*** Records ***
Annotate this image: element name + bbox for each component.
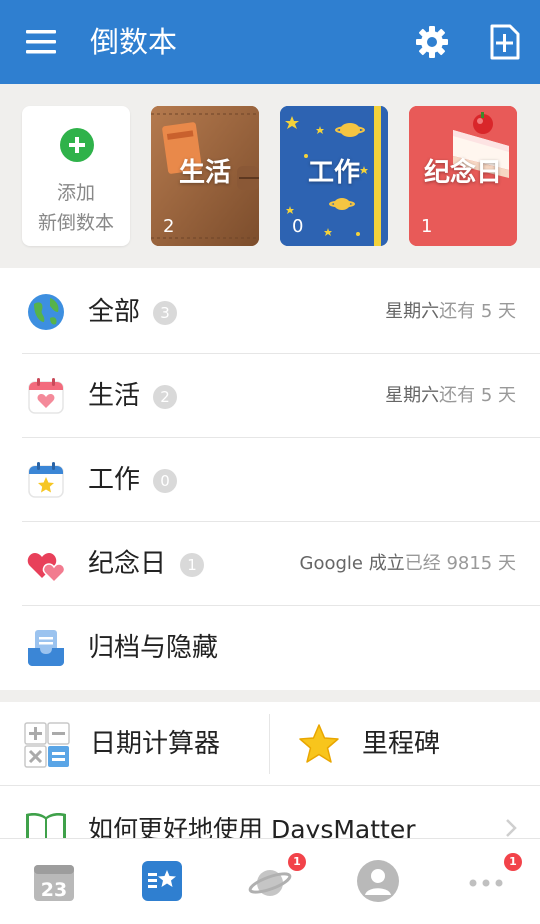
book-work[interactable]: 工作 0 <box>280 106 388 246</box>
star-calendar-icon <box>26 460 66 500</box>
category-label: 归档与隐藏 <box>88 633 219 663</box>
howto-row[interactable]: 如何更好地使用 DaysMatter <box>0 786 540 838</box>
notification-badge: 1 <box>288 853 306 871</box>
add-book-label: 添加 新倒数本 <box>37 182 114 234</box>
book-count: 1 <box>421 216 433 237</box>
add-book-button[interactable]: 添加 新倒数本 <box>22 106 130 246</box>
howto-label: 如何更好地使用 DaysMatter <box>88 815 416 838</box>
section-gap <box>0 690 540 702</box>
more-dots-icon <box>464 859 508 903</box>
book-name: 工作 <box>307 158 360 188</box>
hearts-icon <box>26 544 66 584</box>
divider <box>269 714 270 774</box>
category-label: 纪念日 <box>88 549 167 579</box>
archive-tray-icon <box>26 628 66 668</box>
category-label: 生活 <box>88 381 141 411</box>
count-badge: 0 <box>153 469 177 493</box>
milestone-button[interactable]: 里程碑 <box>272 702 532 786</box>
tool-label: 里程碑 <box>362 729 441 759</box>
svg-text:23: 23 <box>41 879 67 901</box>
book-count: 0 <box>292 216 304 237</box>
nav-profile[interactable] <box>324 839 432 924</box>
category-label: 全部 <box>88 297 141 327</box>
heart-calendar-icon <box>26 376 66 416</box>
open-book-icon <box>24 810 68 838</box>
notification-badge: 1 <box>504 853 522 871</box>
book-shelf: 添加 新倒数本 生活 2 工作 0 纪念日 1 <box>0 84 540 268</box>
book-life[interactable]: 生活 2 <box>151 106 259 246</box>
date-calculator-button[interactable]: 日期计算器 <box>0 702 260 786</box>
nav-calendar[interactable]: 23 <box>0 839 108 924</box>
count-badge: 2 <box>153 385 177 409</box>
avatar-icon <box>356 859 400 903</box>
book-anniversary[interactable]: 纪念日 1 <box>409 106 517 246</box>
menu-icon[interactable] <box>22 26 60 58</box>
nav-discover[interactable]: 1 <box>216 839 324 924</box>
count-badge: 3 <box>153 301 177 325</box>
tools-row: 日期计算器 里程碑 <box>0 702 540 786</box>
bottom-navigation: 23 1 1 <box>0 838 540 924</box>
page-title: 倒数本 <box>90 25 178 59</box>
globe-icon <box>26 292 66 332</box>
book-count: 2 <box>163 216 175 237</box>
category-row-work[interactable]: 工作 0 <box>0 438 540 522</box>
app-bar: 倒数本 <box>0 0 540 84</box>
category-row-anniversary[interactable]: 纪念日 1 Google 成立已经 9815 天 <box>0 522 540 606</box>
nav-countdown-books[interactable] <box>108 839 216 924</box>
planet-icon <box>248 859 292 903</box>
category-row-archive[interactable]: 归档与隐藏 <box>0 606 540 690</box>
book-name: 生活 <box>178 158 231 188</box>
next-event-note: 星期六还有 5 天 <box>385 385 516 406</box>
next-event-note: 星期六还有 5 天 <box>385 301 516 322</box>
book-name: 纪念日 <box>423 158 502 188</box>
calendar-icon: 23 <box>32 859 76 903</box>
star-list-icon <box>140 859 184 903</box>
star-icon <box>296 722 342 768</box>
gear-icon[interactable] <box>412 22 452 62</box>
nav-more[interactable]: 1 <box>432 839 540 924</box>
chevron-right-icon <box>504 818 518 838</box>
count-badge: 1 <box>180 553 204 577</box>
calculator-icon <box>24 722 70 768</box>
category-row-all[interactable]: 全部 3 星期六还有 5 天 <box>0 270 540 354</box>
category-row-life[interactable]: 生活 2 星期六还有 5 天 <box>0 354 540 438</box>
next-event-note: Google 成立已经 9815 天 <box>299 553 516 574</box>
category-label: 工作 <box>88 465 141 495</box>
plus-icon <box>60 128 94 162</box>
new-countdown-icon[interactable] <box>484 22 524 62</box>
tool-label: 日期计算器 <box>90 729 221 759</box>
***
#### Required work
Output the rows from the line with "book-work[interactable]: 工作 0" to the line with "notification-badge: 1 <box>504", both included, as a JSON list of strings with one string per line and blank lines left out.

#### Full answer
[
  "book-work[interactable]: 工作 0 <box>280 106 388 246</box>",
  "star-calendar-icon <box>26 460 66 500</box>",
  "category-label: 归档与隐藏 <box>88 633 219 663</box>",
  "howto-row[interactable]: 如何更好地使用 DaysMatter <box>0 786 540 838</box>",
  "notification-badge: 1 <box>288 853 306 871</box>",
  "add-book-label: 添加 新倒数本 <box>37 182 114 234</box>",
  "book-count: 1 <box>421 216 433 237</box>",
  "add-book-button[interactable]: 添加 新倒数本 <box>22 106 130 246</box>",
  "howto-label: 如何更好地使用 DaysMatter <box>88 815 416 838</box>",
  "section-gap <box>0 690 540 702</box>",
  "more-dots-icon <box>464 859 508 903</box>",
  "book-name: 工作 <box>307 158 360 188</box>",
  "hearts-icon <box>26 544 66 584</box>",
  "divider <box>269 714 270 774</box>",
  "category-label: 纪念日 <box>88 549 167 579</box>",
  "archive-tray-icon <box>26 628 66 668</box>",
  "category-label: 生活 <box>88 381 141 411</box>",
  "count-badge: 0 <box>153 469 177 493</box>",
  "milestone-button[interactable]: 里程碑 <box>272 702 532 786</box>",
  "tool-label: 里程碑 <box>362 729 441 759</box>",
  "svg-text:23: 23 <box>41 879 67 901</box>",
  "book-count: 0 <box>292 216 304 237</box>",
  "nav-profile[interactable] <box>324 839 432 924</box>",
  "category-label: 全部 <box>88 297 141 327</box>",
  "heart-calendar-icon <box>26 376 66 416</box>",
  "open-book-icon <box>24 810 68 838</box>",
  "notification-badge: 1 <box>504 853 522 871</box>"
]